Cut the bell peppers in half, remove the seeds and stems, and then slice the peppers into 1/2-inch-wide strips and then cut the strips in half so they’re about 1 1/2 inches long. Cut the onion into chunks or strips the same size as the peppers.

In a large bowl, beat the eggs with a whisk and season with half the salt and half the black pepper.

In a large skillet over medium-high heat, heat the oil until it starts to dance. Add the peppers and onion along with the remaining salt and black pepper. If you don’t care for your vegetables to be blackened at the edges, turn the heat down to medium or medium-low. Cook until the veggies are your desired tenderness, 5 to 10 minutes. Your entire house will smell like peppers and onions—and that’s a good thing.

Turn the heat down to medium if you haven’t already. If you want a richer pepper and egg sandwich, add 2 tablespoons butter to the skillet and let it melt.

=-=-=-=-=

§ **Objectives**
1/ Summarize the pepper and egg recipe in two sentences.
2/ According to the recipe, how wide should the initial pepper strips be?
3/ The recipe says the heat may be turned down to medium or medium-low while the peppers and onion cook. Explain when and why this is done.

§ **Data shown**
=-=-=-=-=

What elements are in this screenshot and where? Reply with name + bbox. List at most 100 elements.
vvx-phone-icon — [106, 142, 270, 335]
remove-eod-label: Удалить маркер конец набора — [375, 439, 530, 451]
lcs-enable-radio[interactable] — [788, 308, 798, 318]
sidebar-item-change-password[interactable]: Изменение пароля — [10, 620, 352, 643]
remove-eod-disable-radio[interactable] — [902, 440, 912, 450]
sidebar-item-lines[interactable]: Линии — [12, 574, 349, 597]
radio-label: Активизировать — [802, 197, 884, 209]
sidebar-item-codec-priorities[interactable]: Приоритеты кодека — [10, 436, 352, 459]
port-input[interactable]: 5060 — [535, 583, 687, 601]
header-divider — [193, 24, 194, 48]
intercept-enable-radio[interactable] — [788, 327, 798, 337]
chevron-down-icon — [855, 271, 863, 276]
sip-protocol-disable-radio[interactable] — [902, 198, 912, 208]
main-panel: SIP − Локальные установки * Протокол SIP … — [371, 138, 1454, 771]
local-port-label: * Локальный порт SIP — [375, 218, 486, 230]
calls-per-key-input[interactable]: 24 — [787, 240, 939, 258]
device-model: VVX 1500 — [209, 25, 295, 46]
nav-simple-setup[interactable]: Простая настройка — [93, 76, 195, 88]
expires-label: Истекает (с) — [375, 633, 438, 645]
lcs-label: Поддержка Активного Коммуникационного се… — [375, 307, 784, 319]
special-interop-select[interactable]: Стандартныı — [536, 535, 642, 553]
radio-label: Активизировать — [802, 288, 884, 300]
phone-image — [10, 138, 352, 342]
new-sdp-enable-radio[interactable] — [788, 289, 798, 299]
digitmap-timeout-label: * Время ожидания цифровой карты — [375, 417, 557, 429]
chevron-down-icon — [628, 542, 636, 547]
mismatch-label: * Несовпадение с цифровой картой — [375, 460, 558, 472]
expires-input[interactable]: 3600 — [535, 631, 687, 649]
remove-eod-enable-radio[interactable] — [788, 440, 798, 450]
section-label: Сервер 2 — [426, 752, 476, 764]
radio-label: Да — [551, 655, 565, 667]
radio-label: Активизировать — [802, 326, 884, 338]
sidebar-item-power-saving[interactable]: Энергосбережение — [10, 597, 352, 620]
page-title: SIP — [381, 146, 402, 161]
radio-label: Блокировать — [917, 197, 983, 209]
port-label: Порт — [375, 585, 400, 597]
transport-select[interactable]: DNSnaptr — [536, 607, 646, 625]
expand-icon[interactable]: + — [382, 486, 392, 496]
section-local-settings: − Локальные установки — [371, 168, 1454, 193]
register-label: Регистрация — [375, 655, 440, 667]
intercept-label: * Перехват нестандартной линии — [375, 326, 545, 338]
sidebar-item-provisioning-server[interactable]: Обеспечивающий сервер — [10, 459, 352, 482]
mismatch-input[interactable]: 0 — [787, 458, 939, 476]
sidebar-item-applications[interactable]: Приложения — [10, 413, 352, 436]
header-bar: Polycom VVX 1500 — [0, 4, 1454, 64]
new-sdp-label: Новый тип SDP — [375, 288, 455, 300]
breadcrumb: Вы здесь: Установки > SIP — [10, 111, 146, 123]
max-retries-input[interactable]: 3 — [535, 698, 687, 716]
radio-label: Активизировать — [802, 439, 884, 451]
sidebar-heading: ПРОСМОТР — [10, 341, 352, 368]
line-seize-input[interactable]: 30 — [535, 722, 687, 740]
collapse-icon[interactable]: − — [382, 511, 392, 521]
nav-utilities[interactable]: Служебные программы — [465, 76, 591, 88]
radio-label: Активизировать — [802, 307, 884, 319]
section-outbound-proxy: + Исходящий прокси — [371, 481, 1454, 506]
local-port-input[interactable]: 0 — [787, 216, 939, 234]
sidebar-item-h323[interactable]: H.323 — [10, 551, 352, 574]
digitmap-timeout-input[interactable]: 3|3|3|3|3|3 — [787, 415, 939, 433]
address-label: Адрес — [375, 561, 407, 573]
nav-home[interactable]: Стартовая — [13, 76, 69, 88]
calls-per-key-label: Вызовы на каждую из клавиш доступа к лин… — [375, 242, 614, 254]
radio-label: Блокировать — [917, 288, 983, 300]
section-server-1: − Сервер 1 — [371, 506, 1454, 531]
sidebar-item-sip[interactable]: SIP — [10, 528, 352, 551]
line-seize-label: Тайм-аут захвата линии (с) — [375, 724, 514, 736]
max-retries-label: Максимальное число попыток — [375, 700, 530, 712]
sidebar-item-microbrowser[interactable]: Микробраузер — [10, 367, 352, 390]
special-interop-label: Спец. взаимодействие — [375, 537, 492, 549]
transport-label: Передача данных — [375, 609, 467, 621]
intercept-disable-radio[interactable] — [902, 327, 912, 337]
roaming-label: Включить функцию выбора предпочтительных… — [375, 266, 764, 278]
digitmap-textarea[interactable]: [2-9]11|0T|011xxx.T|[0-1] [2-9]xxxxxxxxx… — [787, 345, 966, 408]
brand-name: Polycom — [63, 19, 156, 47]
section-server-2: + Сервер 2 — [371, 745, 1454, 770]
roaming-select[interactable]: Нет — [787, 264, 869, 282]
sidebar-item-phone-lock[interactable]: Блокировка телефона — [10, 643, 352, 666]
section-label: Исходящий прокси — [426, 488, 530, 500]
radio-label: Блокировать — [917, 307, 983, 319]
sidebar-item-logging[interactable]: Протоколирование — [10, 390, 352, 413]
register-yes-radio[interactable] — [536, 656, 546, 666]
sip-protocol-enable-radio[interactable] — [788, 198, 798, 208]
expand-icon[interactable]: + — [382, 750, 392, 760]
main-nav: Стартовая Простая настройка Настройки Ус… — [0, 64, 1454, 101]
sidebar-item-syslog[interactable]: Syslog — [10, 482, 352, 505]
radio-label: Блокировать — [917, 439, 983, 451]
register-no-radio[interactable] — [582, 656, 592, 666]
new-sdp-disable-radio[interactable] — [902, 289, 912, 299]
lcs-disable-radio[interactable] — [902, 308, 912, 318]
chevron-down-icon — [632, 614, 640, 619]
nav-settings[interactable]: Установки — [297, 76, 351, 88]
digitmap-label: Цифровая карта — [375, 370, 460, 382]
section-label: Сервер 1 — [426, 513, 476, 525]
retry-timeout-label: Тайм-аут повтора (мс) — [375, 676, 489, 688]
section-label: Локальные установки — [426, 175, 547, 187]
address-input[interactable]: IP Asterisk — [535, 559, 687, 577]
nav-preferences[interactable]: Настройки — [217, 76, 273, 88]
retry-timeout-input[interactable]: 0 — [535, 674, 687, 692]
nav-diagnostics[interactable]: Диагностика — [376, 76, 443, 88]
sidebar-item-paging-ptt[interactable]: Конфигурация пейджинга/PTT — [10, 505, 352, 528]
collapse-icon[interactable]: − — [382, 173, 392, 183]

=-=-=-=-=

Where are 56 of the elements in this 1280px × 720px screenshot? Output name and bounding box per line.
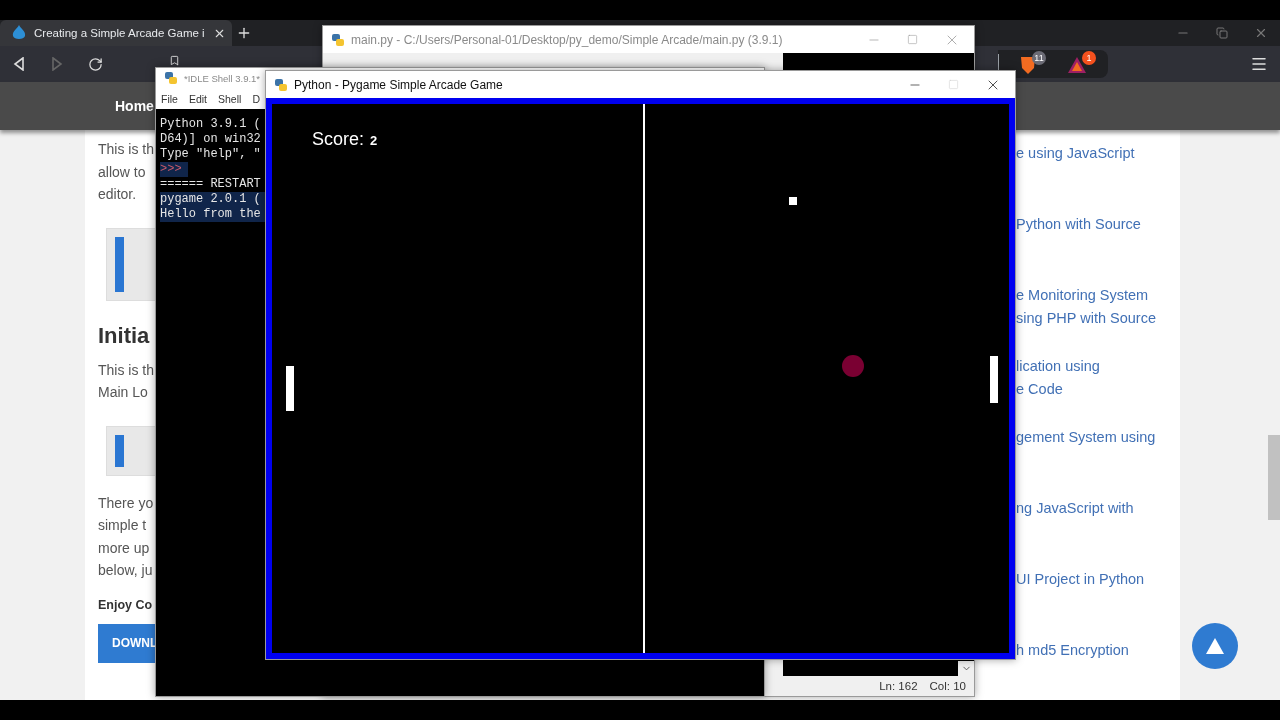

=-=-=-=-=

§ **Written answers**
1/ Bell peppers are cut into strips about 1 1/2 inches long, the onion is cut to a matching size, and the eggs are beaten with half the salt and half the black pepper. The vegetables are cooked in hot oil with the remaining seasoning until they reach the desired tenderness, 5 to 10 minutes, after which the heat is turned down to medium and butter may be melted in the skillet for a richer sandwich.

2/ The strips should be 1/2 inch wide.

3/ The heat is lowered if the cook does not want the vegetables to be blackened at the edges. Cooking at medium-high heat in oil hot enough to dance is what produces that blackening.